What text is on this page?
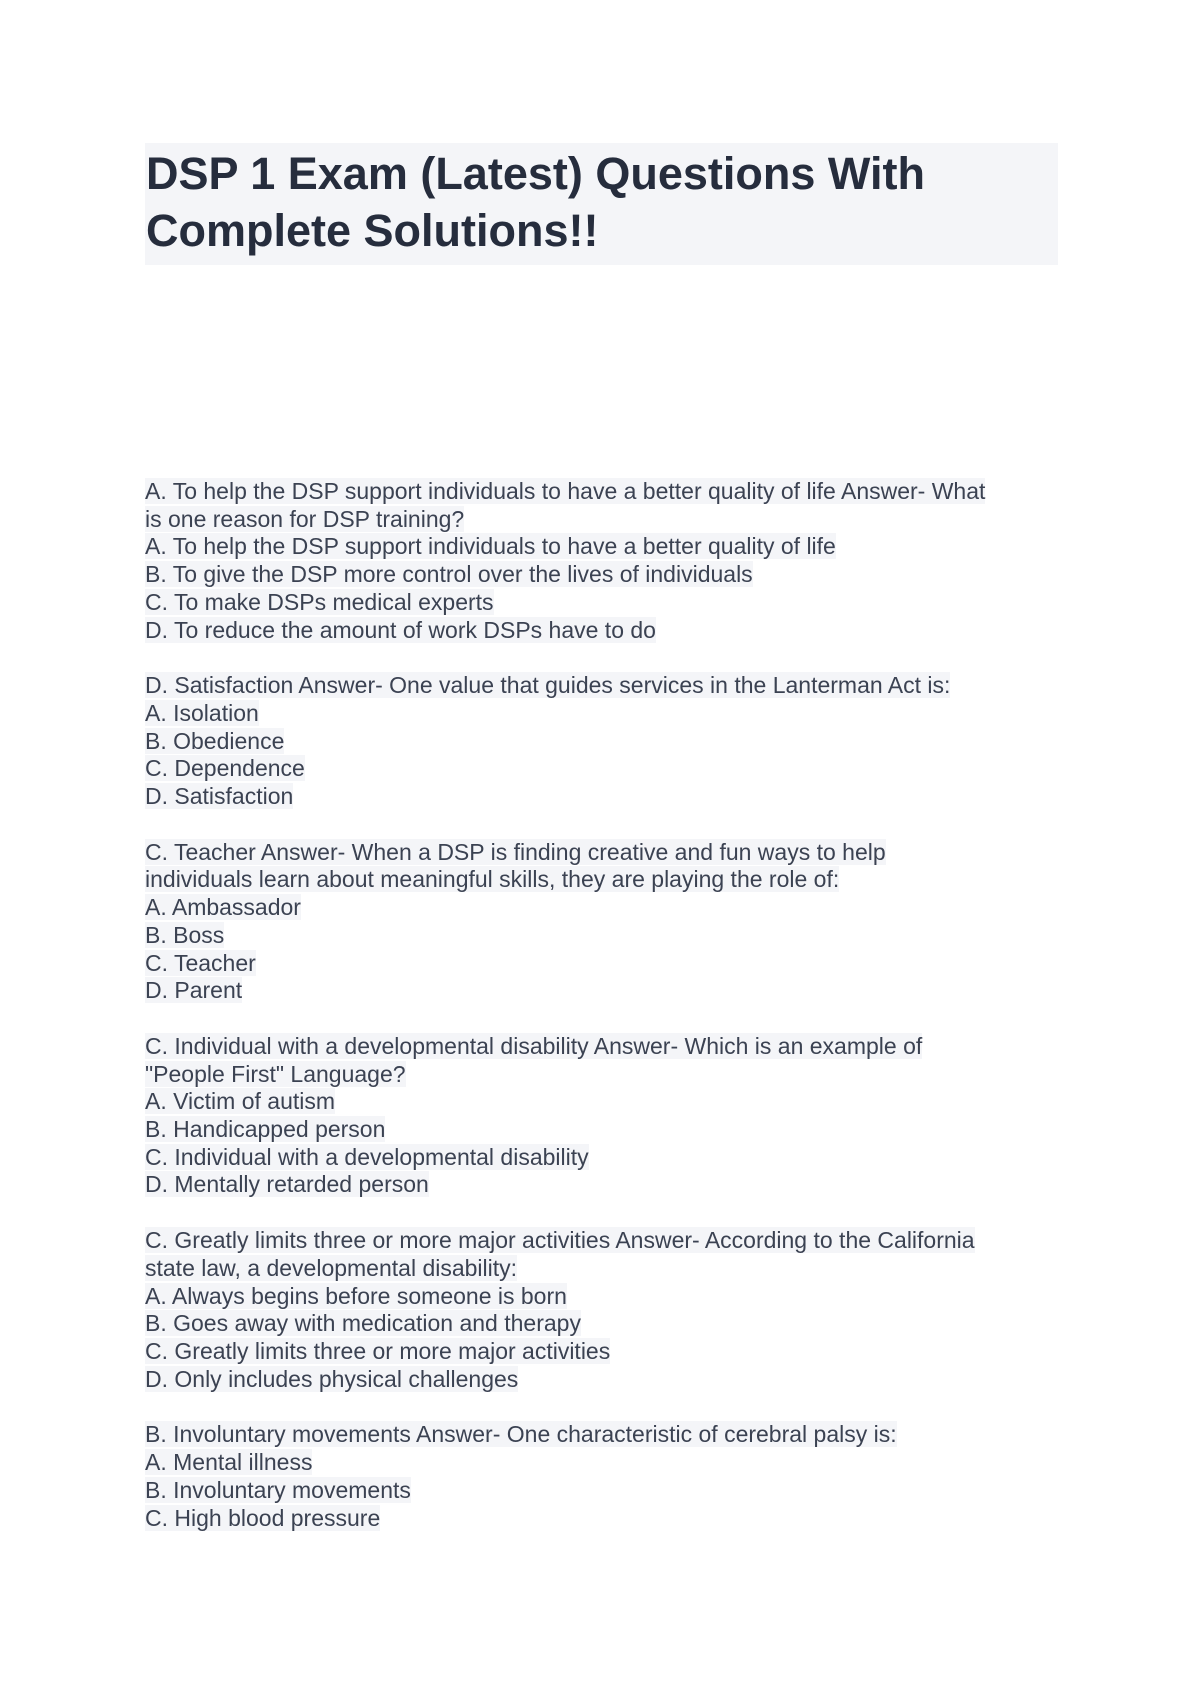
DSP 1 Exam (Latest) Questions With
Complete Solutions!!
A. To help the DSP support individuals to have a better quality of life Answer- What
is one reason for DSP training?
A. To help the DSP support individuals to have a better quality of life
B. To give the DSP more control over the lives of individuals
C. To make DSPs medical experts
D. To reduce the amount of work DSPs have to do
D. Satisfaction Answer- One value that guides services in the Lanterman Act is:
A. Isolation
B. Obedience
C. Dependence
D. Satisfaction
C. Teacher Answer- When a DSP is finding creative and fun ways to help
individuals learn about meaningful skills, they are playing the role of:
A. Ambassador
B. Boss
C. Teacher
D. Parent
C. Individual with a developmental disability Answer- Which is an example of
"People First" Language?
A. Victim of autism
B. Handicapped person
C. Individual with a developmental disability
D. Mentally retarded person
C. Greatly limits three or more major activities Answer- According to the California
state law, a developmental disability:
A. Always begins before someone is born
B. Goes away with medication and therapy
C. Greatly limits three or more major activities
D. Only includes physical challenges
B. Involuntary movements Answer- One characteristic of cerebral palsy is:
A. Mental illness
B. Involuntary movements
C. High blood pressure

→ **SHORT PROBLEM**
For each line of the entries that includes "help", show that line.

→ **EXPECTED OUTPUT**
A. To help the DSP support individuals to have a better quality of life Answer- What
A. To help the DSP support individuals to have a better quality of life
C. Teacher Answer- When a DSP is finding creative and fun ways to help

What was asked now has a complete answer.